◆ DOCUMENT EXTRACT:
══════════════════════════════

I have two daughters and I was always concerned about how they would manage to survive in the world that only a few years ago was completely dominated my men. I tried my best to always reinforce the thought that NOTHING would stand in their way if they tried hard enough to get it. Gender, was never discussed in these situation. I guess, I feel strongly about this. I was always willing to help them, out of love...never out of an obligation to gender.


:goofy: :goofy:

felinefan
Should be on Payroll
Should be on Payroll
Posts: 3174
Joined: Wed Nov 23, 2005 1:23 am
Location: SoCal

Re: Is chivalry really dead?

Post by felinefan » Sat Dec 08, 2012 3:30 pm

I use the OCTA buses constantly, and there have been many times where both men and women have offered me a seat when it was SRO, but I'm not sure if they thought I was pregnant--being fat with an hourglass figure can do that, and it doesn't help that I look younger than my 56 years--or if it was out of fear of getting clonked by the steel water bottle I have hanging off my right hip. :D:

I have opened doors for either sex, and have had both sexes open doors for me. I appreciate this. But not all times in history were women considered weak and inferior. In the Middle Ages, when a man who owned his own business was looking for a wife, a pretty face was not his main criterion. He looked for a woman who had a good head for business, because with business trips lasting 8 or more months, he needed someone who could deal with employees, communicate with managers and vendors, and keep the books. A married woman could own her own business, but only if she had her husband's permission. Why? Because she needed to be able to coordinate her duties in her husband's business as well as her own. It was just common sense. Of course, she couldn't compete with her husband, but that was a given.


Image

DisneyMom
Permanent Fixture
Permanent Fixture
Posts: 5002
Joined: Sat Mar 10, 2007 7:14 pm
Park: DLR Guest
Department: Churro Inspection
Position: In Line for POTC

Re: Is chivalry really dead?

Post by DisneyMom » Sun Dec 09, 2012 9:54 am

Chivalry? I'd settle for people not so anxious to push thru a packed crowd at the Castle Lighting to not physically attack.....One Person thought that pushing thru with a stroller was going to happen until I reminded him he was now on top of my ankle,another person -a woman apparently-clawed her nails into my back as we were slowly shuffling away. There was no prior contact with these people in case anyone was wondering,they were just people who thought their rights somehow superceded all others and I happened to be in their way. :eek: Lesson Learned, I'm not going to ever get myself packed in anymore.

══════════════════════════════

◆ GIVEN INFORMATION:
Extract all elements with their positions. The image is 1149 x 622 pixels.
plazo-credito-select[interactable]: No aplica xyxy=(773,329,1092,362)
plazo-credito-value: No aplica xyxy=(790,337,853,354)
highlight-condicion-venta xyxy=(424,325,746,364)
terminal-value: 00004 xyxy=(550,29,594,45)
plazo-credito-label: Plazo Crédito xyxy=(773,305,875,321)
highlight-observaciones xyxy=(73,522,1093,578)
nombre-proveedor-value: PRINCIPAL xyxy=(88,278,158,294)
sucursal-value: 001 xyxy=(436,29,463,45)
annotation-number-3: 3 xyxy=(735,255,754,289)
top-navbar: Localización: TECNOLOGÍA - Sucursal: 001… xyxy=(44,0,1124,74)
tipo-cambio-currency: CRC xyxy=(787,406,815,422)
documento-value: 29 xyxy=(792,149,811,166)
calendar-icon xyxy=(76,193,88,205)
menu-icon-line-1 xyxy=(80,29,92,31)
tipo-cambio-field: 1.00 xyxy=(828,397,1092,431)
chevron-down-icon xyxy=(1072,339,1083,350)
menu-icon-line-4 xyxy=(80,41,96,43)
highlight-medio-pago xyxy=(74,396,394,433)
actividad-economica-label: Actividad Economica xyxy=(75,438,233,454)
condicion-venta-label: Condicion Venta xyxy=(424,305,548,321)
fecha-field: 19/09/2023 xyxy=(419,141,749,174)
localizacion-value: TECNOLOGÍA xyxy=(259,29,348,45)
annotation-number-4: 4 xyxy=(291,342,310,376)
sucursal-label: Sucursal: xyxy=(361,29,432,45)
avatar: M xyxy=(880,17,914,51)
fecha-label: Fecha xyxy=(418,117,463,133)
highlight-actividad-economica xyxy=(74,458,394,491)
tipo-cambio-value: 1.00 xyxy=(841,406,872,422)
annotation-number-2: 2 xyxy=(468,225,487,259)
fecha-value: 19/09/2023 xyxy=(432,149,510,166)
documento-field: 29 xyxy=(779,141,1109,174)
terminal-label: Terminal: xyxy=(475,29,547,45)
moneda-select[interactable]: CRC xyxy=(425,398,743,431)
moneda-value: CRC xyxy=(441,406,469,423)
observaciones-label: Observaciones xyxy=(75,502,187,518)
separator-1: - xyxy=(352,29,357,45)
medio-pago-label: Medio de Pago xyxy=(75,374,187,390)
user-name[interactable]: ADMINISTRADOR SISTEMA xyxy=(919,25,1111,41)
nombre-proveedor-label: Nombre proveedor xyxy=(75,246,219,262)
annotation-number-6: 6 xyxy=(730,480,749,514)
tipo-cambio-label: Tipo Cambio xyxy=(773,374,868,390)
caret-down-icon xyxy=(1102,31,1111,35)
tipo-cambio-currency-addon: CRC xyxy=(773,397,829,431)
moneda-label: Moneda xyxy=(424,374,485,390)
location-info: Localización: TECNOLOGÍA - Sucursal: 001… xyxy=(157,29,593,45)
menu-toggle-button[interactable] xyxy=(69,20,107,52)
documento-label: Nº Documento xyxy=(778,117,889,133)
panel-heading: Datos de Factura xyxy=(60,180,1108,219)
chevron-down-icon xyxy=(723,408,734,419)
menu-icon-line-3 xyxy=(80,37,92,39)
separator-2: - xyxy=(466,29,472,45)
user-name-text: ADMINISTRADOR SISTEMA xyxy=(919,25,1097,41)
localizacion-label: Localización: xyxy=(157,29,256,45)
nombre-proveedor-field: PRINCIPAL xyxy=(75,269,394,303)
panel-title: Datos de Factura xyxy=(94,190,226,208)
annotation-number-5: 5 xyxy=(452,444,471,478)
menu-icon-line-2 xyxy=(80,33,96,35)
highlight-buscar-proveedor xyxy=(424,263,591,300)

══════════════════════════════

◆ WHAT YOU NEED TO DO:
1/ Retype a passage from the chivalry forum thread word for word, beginning at the words "I have opened" and stopping after "was a given.".
2/ Recast the paragraph of the chivalry forum thread that begins "I have opened doors for either sex" as a short bulleted list that keeps its main facts.

◆ ANSWER SET:
1/
I have opened doors for either sex, and have had both sexes open doors for me. I appreciate this. But not all times in history were women considered weak and inferior. In the Middle Ages, when a man who owned his own business was looking for a wife, a pretty face was not his main criterion. He looked for a woman who had a good head for business, because with business trips lasting 8 or more months, he needed someone who could deal with employees, communicate with managers and vendors, and keep the books. A married woman could own her own business, but only if she had her husband's permission. Why? Because she needed to be able to coordinate her duties in her husband's business as well as her own. It was just common sense. Of course, she couldn't compete with her husband, but that was a given.

2/
- The writer has opened doors for both sexes and has had both sexes open doors for them, which they appreciate.
- Women were not considered weak and inferior in every period of history.
- In the Middle Ages, a man who owned his own business looked for a wife with a good head for business rather than a pretty face.
- His business trips could last 8 or more months, so he needed someone who could deal with employees, communicate with managers and vendors, and keep the books.
- A married woman could own her own business, but only with her husband's permission, so she could coordinate her duties in both businesses.
- She could not compete with her husband.